====== PROVIDED RECORDS ======

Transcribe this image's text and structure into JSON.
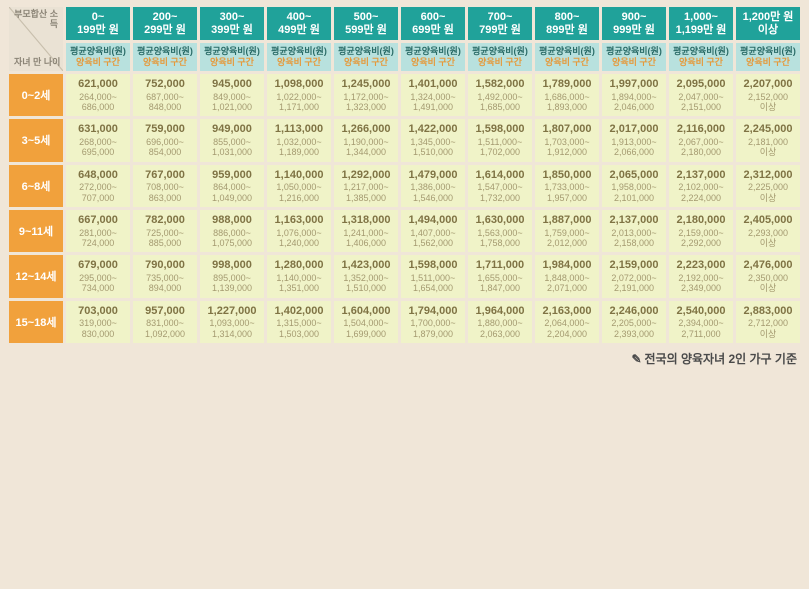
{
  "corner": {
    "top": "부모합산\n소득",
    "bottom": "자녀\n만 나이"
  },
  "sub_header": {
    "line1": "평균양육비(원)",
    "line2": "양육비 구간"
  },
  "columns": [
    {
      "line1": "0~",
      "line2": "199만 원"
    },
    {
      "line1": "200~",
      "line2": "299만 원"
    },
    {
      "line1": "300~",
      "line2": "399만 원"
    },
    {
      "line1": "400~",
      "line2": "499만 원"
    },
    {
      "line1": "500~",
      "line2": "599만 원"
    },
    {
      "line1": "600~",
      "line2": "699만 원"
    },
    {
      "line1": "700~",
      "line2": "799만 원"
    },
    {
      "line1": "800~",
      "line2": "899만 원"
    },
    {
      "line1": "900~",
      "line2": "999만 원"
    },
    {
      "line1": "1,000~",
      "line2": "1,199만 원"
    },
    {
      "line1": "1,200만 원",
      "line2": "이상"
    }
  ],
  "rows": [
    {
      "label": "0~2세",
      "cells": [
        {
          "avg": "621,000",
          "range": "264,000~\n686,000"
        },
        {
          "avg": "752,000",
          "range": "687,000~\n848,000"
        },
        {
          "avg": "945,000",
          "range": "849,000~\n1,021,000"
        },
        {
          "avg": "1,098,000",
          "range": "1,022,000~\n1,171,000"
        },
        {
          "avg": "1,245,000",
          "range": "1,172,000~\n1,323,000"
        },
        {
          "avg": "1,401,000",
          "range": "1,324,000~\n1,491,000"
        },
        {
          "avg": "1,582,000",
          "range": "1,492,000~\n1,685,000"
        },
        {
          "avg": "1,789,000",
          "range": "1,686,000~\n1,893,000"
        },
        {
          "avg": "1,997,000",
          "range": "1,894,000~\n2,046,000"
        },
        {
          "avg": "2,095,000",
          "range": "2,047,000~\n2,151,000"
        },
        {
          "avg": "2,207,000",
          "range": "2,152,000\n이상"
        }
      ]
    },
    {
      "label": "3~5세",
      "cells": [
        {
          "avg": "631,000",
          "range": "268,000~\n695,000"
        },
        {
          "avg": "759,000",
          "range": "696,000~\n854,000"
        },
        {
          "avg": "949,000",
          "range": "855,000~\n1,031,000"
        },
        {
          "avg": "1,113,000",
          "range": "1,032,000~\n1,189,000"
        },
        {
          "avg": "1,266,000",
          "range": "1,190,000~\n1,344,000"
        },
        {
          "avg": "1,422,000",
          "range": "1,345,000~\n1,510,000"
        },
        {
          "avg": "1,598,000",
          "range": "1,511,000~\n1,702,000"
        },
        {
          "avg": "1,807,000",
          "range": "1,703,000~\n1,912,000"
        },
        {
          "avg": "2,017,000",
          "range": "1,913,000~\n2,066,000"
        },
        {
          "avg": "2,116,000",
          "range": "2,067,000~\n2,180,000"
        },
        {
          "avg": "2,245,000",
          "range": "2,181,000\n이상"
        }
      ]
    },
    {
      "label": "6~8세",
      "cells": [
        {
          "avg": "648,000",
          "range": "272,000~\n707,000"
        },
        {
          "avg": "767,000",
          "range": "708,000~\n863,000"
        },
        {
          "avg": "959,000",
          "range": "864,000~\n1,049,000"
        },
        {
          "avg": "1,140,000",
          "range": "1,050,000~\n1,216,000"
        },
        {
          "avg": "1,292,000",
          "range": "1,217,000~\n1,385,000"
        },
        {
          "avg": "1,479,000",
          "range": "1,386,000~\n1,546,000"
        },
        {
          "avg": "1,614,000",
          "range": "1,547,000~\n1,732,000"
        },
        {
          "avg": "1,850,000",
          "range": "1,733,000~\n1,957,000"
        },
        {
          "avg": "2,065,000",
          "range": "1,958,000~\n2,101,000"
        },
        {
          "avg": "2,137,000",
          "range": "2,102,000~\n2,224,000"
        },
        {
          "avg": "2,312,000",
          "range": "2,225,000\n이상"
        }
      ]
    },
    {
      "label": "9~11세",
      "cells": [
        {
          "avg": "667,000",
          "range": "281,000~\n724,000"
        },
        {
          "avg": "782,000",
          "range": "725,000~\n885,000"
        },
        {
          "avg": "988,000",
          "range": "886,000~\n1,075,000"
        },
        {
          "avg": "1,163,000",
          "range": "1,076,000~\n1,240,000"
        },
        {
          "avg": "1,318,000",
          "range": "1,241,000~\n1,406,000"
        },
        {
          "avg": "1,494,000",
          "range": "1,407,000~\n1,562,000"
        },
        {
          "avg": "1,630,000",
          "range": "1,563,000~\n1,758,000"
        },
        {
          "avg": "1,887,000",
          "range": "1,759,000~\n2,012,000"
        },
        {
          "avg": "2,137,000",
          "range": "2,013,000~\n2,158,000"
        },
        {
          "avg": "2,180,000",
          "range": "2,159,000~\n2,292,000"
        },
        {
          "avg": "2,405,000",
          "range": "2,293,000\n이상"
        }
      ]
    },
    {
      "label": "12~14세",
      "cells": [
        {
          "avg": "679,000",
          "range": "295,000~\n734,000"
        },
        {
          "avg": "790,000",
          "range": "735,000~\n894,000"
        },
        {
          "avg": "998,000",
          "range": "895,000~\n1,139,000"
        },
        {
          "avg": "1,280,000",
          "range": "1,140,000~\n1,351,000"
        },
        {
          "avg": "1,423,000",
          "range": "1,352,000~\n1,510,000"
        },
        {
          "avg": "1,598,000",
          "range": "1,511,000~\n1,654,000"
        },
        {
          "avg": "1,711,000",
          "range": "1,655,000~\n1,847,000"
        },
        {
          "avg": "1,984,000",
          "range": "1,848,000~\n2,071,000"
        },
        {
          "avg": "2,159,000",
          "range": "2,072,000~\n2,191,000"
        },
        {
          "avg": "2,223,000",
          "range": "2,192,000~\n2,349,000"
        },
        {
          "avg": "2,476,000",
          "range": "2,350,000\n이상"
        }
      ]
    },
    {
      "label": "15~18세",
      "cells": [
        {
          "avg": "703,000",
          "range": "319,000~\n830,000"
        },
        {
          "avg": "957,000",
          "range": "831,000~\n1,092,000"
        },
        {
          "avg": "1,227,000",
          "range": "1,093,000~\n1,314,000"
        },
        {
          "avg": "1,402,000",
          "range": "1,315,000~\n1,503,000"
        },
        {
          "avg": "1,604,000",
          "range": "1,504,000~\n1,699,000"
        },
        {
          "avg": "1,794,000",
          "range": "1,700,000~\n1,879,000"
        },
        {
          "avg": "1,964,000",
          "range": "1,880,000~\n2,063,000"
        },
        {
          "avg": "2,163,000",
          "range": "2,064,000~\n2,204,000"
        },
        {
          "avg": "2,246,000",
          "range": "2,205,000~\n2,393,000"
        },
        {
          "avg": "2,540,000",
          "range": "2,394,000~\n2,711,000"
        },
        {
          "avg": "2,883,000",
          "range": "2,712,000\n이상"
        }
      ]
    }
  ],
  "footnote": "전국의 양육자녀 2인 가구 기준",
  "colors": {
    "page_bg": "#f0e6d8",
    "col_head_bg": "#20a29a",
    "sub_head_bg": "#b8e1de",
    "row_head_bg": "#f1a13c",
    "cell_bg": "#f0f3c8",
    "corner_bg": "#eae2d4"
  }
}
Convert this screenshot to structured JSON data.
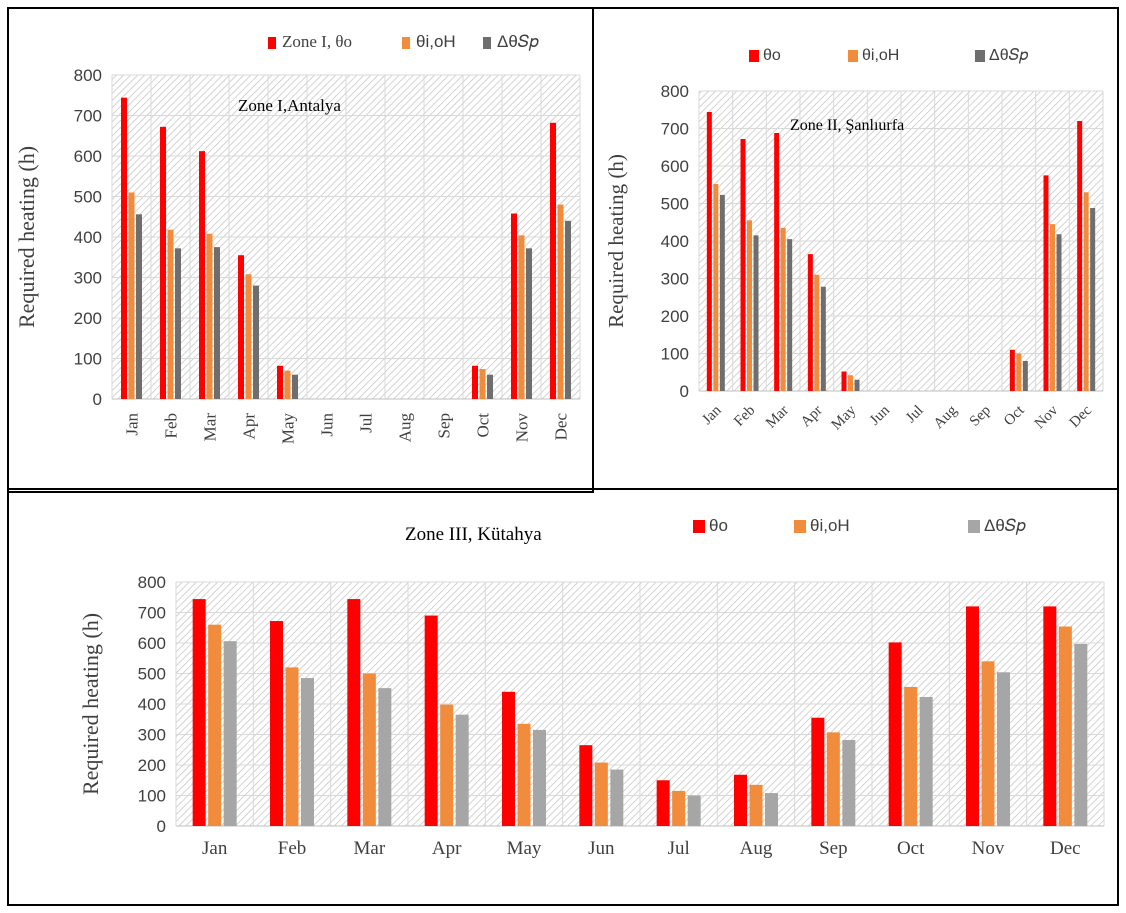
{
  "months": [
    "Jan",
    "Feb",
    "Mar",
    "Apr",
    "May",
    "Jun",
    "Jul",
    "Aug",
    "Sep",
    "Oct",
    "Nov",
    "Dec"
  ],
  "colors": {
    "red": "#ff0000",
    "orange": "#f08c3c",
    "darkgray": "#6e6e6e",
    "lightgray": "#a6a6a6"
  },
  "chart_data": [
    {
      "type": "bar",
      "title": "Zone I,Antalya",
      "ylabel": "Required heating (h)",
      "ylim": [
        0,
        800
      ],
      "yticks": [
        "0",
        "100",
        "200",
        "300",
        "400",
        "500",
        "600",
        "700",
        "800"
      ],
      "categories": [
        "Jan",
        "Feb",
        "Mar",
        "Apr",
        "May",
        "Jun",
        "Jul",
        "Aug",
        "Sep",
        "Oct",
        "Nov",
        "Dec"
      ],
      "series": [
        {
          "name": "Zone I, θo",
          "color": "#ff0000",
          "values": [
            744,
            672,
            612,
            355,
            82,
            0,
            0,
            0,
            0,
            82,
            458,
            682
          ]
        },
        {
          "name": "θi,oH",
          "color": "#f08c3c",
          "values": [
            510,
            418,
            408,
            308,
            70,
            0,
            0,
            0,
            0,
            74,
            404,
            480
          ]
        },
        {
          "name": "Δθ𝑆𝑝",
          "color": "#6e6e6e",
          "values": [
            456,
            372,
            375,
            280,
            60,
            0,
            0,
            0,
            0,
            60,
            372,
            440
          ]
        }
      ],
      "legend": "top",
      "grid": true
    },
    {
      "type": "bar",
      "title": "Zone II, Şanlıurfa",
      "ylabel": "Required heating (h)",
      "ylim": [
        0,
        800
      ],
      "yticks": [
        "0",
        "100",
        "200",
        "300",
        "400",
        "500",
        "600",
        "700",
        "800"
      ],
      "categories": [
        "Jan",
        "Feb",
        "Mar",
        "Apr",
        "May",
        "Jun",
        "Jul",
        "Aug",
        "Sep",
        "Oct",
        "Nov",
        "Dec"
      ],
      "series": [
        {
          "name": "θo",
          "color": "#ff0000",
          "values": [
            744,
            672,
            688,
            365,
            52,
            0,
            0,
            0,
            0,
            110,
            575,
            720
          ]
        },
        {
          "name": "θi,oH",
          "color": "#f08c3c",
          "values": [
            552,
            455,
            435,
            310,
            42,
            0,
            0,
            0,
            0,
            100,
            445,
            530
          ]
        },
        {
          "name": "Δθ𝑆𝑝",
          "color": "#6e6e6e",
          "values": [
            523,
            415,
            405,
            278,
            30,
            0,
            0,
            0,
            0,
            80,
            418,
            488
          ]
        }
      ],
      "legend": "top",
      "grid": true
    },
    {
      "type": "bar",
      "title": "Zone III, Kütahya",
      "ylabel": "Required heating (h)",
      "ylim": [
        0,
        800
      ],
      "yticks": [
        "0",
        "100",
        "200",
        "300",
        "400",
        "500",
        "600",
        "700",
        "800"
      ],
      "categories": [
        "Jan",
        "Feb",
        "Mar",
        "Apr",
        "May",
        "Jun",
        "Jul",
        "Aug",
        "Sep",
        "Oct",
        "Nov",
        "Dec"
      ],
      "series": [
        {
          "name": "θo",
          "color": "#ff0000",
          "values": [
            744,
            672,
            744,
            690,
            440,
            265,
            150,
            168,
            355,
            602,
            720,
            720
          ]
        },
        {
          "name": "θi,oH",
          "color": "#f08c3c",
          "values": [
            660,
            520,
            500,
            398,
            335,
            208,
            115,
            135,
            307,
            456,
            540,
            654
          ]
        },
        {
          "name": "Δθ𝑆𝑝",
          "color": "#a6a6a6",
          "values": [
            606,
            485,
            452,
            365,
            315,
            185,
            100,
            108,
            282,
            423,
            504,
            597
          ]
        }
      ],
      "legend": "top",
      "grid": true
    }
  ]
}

======

● EXERCISE BRIEF:
Take each line containing the string "title" and copy it out.

● RESPONSE TO THE EXERCISE:
      "title": "Zone I,Antalya",
      "title": "Zone II, Şanlıurfa",
      "title": "Zone III, Kütahya",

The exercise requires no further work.